- **What the task asks**: Transcribe the records below exactly as they appear.
======== Data rows ========
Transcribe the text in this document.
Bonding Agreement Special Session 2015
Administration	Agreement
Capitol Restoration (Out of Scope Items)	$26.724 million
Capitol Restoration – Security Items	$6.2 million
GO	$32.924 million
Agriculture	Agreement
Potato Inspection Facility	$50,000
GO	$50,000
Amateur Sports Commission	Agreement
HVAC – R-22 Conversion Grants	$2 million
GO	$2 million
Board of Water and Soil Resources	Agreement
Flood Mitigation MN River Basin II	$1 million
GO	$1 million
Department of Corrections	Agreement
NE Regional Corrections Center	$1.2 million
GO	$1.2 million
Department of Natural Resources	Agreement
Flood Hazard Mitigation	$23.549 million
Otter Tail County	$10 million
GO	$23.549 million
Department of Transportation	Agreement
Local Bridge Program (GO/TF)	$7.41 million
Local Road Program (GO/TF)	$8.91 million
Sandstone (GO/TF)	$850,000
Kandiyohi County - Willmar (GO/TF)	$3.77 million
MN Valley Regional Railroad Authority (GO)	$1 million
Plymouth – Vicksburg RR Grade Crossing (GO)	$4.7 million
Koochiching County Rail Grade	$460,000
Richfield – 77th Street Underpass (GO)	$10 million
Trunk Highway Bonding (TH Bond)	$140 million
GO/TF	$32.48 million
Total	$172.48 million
========
- **Full answer**:
Transcribe the text in this document.
Bonding Agreement Special Session 2015
Administration	Agreement
Capitol Restoration (Out of Scope Items)	$26.724 million
Capitol Restoration – Security Items	$6.2 million
GO	$32.924 million
Agriculture	Agreement
Potato Inspection Facility	$50,000
GO	$50,000
Amateur Sports Commission	Agreement
HVAC – R-22 Conversion Grants	$2 million
GO	$2 million
Board of Water and Soil Resources	Agreement
Flood Mitigation MN River Basin II	$1 million
GO	$1 million
Department of Corrections	Agreement
NE Regional Corrections Center	$1.2 million
GO	$1.2 million
Department of Natural Resources	Agreement
Flood Hazard Mitigation	$23.549 million
Otter Tail County	$10 million
GO	$23.549 million
Department of Transportation	Agreement
Local Bridge Program (GO/TF)	$7.41 million
Local Road Program (GO/TF)	$8.91 million
Sandstone (GO/TF)	$850,000
Kandiyohi County - Willmar (GO/TF)	$3.77 million
MN Valley Regional Railroad Authority (GO)	$1 million
Plymouth – Vicksburg RR Grade Crossing (GO)	$4.7 million
Koochiching County Rail Grade	$460,000
Richfield – 77th Street Underpass (GO)	$10 million
Trunk Highway Bonding (TH Bond)	$140 million
GO/TF	$32.48 million
Total	$172.48 million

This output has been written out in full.